#### Goal of the exercise:
Records follow. Copy every line with "grader".

● ● ●

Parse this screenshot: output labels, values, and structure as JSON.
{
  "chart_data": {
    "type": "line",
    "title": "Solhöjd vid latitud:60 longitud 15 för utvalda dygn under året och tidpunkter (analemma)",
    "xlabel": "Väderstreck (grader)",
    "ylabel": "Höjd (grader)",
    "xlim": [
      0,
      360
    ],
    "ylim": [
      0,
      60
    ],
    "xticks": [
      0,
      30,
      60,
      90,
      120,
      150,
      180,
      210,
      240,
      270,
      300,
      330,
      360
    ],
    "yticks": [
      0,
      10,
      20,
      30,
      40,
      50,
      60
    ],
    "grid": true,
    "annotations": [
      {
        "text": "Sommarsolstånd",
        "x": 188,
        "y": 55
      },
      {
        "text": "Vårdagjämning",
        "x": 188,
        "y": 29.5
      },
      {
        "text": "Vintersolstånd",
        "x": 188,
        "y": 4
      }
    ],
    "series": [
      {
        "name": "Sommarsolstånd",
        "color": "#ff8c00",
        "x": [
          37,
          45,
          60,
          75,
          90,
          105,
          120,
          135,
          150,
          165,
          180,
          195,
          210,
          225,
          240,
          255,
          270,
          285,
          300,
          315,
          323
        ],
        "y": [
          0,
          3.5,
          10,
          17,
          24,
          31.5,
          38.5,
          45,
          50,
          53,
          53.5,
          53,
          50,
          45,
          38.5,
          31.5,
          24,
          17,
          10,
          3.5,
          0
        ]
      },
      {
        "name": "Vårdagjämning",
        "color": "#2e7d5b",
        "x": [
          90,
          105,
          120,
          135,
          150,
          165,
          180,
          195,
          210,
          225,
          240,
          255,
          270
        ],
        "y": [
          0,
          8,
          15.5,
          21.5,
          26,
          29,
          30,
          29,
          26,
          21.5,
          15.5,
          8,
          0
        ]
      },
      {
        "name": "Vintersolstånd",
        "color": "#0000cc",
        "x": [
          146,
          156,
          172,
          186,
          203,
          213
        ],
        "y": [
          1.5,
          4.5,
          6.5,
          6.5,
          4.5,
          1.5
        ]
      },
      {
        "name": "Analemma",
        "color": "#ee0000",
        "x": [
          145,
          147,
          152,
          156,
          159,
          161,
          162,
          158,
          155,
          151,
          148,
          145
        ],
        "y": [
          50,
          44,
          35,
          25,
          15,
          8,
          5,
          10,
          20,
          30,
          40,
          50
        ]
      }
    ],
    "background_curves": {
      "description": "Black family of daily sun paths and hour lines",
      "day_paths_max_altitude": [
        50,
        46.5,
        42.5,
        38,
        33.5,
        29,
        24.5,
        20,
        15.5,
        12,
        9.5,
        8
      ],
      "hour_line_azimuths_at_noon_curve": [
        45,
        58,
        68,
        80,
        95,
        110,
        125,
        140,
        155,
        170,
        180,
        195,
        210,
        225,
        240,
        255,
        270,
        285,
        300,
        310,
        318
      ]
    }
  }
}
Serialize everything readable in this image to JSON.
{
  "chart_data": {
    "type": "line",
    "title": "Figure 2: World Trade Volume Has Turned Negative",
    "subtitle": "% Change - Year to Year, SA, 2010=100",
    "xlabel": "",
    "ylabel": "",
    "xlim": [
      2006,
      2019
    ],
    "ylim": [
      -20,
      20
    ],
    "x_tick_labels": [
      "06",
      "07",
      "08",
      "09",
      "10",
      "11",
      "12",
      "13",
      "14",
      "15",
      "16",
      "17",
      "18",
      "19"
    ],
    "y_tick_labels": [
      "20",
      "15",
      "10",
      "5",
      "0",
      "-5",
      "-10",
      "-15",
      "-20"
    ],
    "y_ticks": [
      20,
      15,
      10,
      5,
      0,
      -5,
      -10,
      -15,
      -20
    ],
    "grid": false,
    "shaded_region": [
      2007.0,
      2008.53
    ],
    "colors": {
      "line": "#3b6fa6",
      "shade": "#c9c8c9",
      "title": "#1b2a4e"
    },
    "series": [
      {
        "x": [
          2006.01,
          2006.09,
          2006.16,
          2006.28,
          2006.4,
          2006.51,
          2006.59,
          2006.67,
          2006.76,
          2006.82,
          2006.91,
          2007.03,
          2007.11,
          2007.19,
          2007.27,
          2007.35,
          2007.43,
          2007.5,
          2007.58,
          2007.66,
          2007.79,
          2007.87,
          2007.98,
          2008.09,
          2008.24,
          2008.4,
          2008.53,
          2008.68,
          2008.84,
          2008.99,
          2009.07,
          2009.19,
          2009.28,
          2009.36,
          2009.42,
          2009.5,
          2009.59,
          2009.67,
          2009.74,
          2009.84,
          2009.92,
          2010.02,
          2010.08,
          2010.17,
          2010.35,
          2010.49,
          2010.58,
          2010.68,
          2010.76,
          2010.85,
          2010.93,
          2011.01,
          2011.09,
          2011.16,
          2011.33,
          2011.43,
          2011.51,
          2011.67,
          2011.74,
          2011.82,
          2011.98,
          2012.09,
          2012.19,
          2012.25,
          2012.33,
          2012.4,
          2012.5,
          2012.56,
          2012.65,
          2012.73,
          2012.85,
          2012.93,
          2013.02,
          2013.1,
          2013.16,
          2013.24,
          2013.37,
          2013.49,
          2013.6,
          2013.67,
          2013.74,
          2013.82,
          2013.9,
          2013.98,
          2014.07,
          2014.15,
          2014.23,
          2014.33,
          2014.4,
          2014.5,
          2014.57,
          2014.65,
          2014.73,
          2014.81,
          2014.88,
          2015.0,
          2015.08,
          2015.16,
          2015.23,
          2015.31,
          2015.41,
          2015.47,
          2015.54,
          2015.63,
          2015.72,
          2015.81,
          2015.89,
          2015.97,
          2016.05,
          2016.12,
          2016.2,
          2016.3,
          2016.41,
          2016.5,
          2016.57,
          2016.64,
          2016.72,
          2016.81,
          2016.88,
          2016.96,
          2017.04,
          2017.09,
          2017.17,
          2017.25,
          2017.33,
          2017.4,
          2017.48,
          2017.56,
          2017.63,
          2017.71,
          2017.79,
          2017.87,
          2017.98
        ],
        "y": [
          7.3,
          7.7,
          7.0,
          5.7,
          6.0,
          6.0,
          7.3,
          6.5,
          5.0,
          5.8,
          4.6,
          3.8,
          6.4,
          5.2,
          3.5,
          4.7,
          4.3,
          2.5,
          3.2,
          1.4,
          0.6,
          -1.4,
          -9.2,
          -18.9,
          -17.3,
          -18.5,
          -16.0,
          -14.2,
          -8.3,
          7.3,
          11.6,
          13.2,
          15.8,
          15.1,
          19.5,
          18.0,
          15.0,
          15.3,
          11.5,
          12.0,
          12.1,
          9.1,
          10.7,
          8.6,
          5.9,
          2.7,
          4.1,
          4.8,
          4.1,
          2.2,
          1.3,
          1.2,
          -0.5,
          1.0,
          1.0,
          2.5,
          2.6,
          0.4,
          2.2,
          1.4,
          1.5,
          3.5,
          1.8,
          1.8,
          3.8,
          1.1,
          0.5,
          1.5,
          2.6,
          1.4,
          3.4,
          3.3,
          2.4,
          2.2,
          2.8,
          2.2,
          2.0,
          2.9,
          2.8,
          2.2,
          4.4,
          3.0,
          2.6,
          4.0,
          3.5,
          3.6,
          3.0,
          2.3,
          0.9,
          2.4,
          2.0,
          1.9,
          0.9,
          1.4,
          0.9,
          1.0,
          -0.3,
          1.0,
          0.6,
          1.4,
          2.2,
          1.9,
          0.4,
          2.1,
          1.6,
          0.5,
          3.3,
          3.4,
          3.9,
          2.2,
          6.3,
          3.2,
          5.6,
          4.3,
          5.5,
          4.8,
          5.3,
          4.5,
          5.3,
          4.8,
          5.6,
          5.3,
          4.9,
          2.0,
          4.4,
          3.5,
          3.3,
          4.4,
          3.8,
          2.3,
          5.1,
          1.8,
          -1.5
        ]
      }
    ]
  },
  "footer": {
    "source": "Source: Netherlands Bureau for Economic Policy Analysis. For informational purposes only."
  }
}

● ● ●

#### Task result:
    "xlabel": "Väderstreck (grader)",
    "ylabel": "Höjd (grader)",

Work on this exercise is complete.